**Work instruction**
Your reply should be the records below, duplicated exactly, with any picture removed.

**Data to examine**
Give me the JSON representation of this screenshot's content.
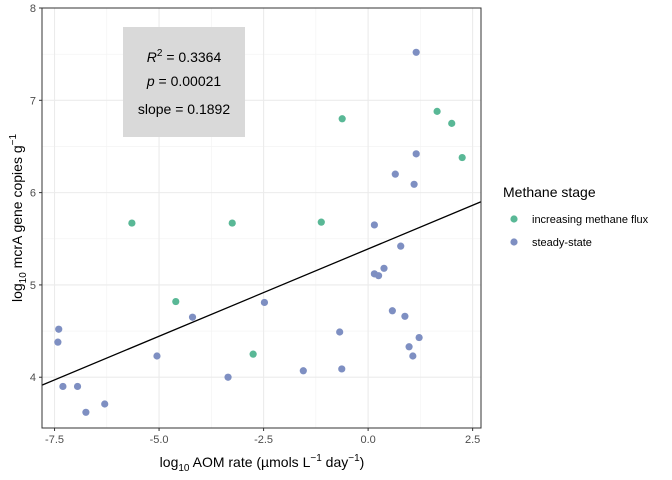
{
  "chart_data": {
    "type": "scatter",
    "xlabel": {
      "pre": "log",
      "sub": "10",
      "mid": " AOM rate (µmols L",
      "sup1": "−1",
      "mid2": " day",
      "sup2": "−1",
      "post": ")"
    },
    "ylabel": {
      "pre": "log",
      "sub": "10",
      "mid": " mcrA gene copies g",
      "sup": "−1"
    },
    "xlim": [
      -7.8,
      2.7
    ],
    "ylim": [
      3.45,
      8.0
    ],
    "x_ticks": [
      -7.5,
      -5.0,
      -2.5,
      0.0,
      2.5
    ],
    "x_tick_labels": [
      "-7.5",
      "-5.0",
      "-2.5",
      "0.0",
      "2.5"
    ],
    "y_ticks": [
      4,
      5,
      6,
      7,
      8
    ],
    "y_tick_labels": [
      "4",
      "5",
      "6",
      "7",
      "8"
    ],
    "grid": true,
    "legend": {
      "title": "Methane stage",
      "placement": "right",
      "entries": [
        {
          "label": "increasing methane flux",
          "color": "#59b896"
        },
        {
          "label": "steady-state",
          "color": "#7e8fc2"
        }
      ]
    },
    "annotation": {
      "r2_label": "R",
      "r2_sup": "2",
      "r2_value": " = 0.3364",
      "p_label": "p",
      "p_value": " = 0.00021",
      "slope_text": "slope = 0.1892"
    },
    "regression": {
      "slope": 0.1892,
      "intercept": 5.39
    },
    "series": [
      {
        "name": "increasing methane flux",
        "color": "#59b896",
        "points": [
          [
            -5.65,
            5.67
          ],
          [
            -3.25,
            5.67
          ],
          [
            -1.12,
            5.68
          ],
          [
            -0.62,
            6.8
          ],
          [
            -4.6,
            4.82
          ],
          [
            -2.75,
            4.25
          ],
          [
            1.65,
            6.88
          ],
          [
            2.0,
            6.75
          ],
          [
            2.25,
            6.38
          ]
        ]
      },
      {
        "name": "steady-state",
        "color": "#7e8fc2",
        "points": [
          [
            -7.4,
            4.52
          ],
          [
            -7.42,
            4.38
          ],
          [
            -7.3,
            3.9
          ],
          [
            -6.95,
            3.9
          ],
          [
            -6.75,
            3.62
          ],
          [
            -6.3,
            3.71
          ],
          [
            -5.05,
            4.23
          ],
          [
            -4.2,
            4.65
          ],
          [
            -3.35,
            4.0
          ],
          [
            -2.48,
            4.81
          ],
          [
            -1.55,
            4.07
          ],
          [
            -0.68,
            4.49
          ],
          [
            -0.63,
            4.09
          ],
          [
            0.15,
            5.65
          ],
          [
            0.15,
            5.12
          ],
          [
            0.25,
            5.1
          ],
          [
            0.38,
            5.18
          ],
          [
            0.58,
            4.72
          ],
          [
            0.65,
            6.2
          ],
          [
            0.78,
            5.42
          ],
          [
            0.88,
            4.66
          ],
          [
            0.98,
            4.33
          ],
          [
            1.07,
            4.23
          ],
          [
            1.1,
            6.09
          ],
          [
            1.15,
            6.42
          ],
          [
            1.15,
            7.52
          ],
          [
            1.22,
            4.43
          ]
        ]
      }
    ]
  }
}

**Result for this exercise**
Give me the JSON representation of this screenshot's content.
{
  "chart_data": {
    "type": "scatter",
    "xlabel": {
      "pre": "log",
      "sub": "10",
      "mid": " AOM rate (µmols L",
      "sup1": "−1",
      "mid2": " day",
      "sup2": "−1",
      "post": ")"
    },
    "ylabel": {
      "pre": "log",
      "sub": "10",
      "mid": " mcrA gene copies g",
      "sup": "−1"
    },
    "xlim": [
      -7.8,
      2.7
    ],
    "ylim": [
      3.45,
      8.0
    ],
    "x_ticks": [
      -7.5,
      -5.0,
      -2.5,
      0.0,
      2.5
    ],
    "x_tick_labels": [
      "-7.5",
      "-5.0",
      "-2.5",
      "0.0",
      "2.5"
    ],
    "y_ticks": [
      4,
      5,
      6,
      7,
      8
    ],
    "y_tick_labels": [
      "4",
      "5",
      "6",
      "7",
      "8"
    ],
    "grid": true,
    "legend": {
      "title": "Methane stage",
      "placement": "right",
      "entries": [
        {
          "label": "increasing methane flux",
          "color": "#59b896"
        },
        {
          "label": "steady-state",
          "color": "#7e8fc2"
        }
      ]
    },
    "annotation": {
      "r2_label": "R",
      "r2_sup": "2",
      "r2_value": " = 0.3364",
      "p_label": "p",
      "p_value": " = 0.00021",
      "slope_text": "slope = 0.1892"
    },
    "regression": {
      "slope": 0.1892,
      "intercept": 5.39
    },
    "series": [
      {
        "name": "increasing methane flux",
        "color": "#59b896",
        "points": [
          [
            -5.65,
            5.67
          ],
          [
            -3.25,
            5.67
          ],
          [
            -1.12,
            5.68
          ],
          [
            -0.62,
            6.8
          ],
          [
            -4.6,
            4.82
          ],
          [
            -2.75,
            4.25
          ],
          [
            1.65,
            6.88
          ],
          [
            2.0,
            6.75
          ],
          [
            2.25,
            6.38
          ]
        ]
      },
      {
        "name": "steady-state",
        "color": "#7e8fc2",
        "points": [
          [
            -7.4,
            4.52
          ],
          [
            -7.42,
            4.38
          ],
          [
            -7.3,
            3.9
          ],
          [
            -6.95,
            3.9
          ],
          [
            -6.75,
            3.62
          ],
          [
            -6.3,
            3.71
          ],
          [
            -5.05,
            4.23
          ],
          [
            -4.2,
            4.65
          ],
          [
            -3.35,
            4.0
          ],
          [
            -2.48,
            4.81
          ],
          [
            -1.55,
            4.07
          ],
          [
            -0.68,
            4.49
          ],
          [
            -0.63,
            4.09
          ],
          [
            0.15,
            5.65
          ],
          [
            0.15,
            5.12
          ],
          [
            0.25,
            5.1
          ],
          [
            0.38,
            5.18
          ],
          [
            0.58,
            4.72
          ],
          [
            0.65,
            6.2
          ],
          [
            0.78,
            5.42
          ],
          [
            0.88,
            4.66
          ],
          [
            0.98,
            4.33
          ],
          [
            1.07,
            4.23
          ],
          [
            1.1,
            6.09
          ],
          [
            1.15,
            6.42
          ],
          [
            1.15,
            7.52
          ],
          [
            1.22,
            4.43
          ]
        ]
      }
    ]
  }
}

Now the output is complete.